[PATCH] drm/amdgpu: disable 3DCGCG on picasso/raven1 to avoid compute hang

Deucher, Alexander Alexander.Deucher at amd.com
Wed May 19 02:52:45 UTC 2021


[Public]

+ Nirmoy

I thought we disabled all but one of the compute queues on raven due to this issue.  Maybe that patch never landed?  Wasn't this the same issue that was exposed by Nirmoy's patch that provided better load balancing across queues?

Alex

________________________________
From: amd-gfx <amd-gfx-bounces at lists.freedesktop.org> on behalf of Zhu, Changfeng <Changfeng.Zhu at amd.com>
Sent: Tuesday, May 18, 2021 10:28 PM
To: Alex Deucher <alexdeucher at gmail.com>
Cc: Huang, Ray <Ray.Huang at amd.com>; amd-gfx list <amd-gfx at lists.freedesktop.org>
Subject: RE: [PATCH] drm/amdgpu: disable 3DCGCG on picasso/raven1 to avoid compute hang

[AMD Official Use Only - Internal Distribution Only]

Hi Alex.

I have submitted the patch: drm/amdgpu: disable 3DCGCG on picasso/raven1 to avoid compute hang

Do you mean we have something else to do for re-enabling the extra compute queues?

BR,
Changfeng.

-----Original Message-----
From: Alex Deucher <alexdeucher at gmail.com>
Sent: Wednesday, May 19, 2021 10:20 AM
To: Zhu, Changfeng <Changfeng.Zhu at amd.com>
Cc: Huang, Ray <Ray.Huang at amd.com>; amd-gfx list <amd-gfx at lists.freedesktop.org>
Subject: Re: [PATCH] drm/amdgpu: disable 3DCGCG on picasso/raven1 to avoid compute hang

Care to submit a patch to re-enable the extra compute queues?

Alex

On Mon, May 17, 2021 at 4:09 AM Zhu, Changfeng <Changfeng.Zhu at amd.com> wrote:
>
> [AMD Official Use Only - Internal Distribution Only]
>
> Hi Ray and Alex,
>
> I have confirmed it can enable the additional compute queues with this patch:
>
> [   41.823013] This is ring mec 1, pipe 0, queue 0, value 1
> [   41.823028] This is ring mec 1, pipe 1, queue 0, value 1
> [   41.823042] This is ring mec 1, pipe 2, queue 0, value 1
> [   41.823057] This is ring mec 1, pipe 3, queue 0, value 1
> [   41.823071] This is ring mec 1, pipe 0, queue 1, value 1
> [   41.823086] This is ring mec 1, pipe 1, queue 1, value 1
> [   41.823101] This is ring mec 1, pipe 2, queue 1, value 1
> [   41.823115] This is ring mec 1, pipe 3, queue 1, value 1
>
> BR,
> Changfeng.

SUPPLIED DATA

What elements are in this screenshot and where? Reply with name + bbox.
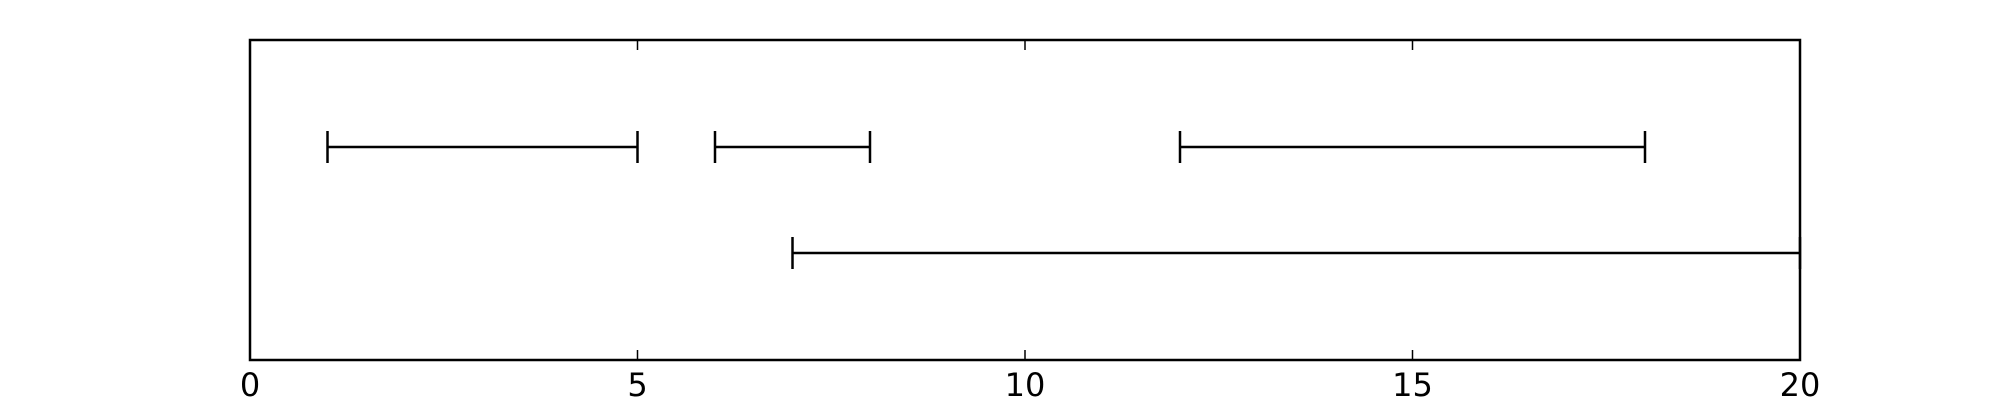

SET EXERCISE
In the amdgpu patch thread:
1. Who does Alex add to the conversation at the top of his latest message?
2. What does Alex ask Changfeng to submit in his 10:20 AM message?
3. Which mec number appears in every log line Changfeng posted?

FINAL RESULT
1. Nirmoy
2. A patch to re-enable the extra compute queues
3. mec 1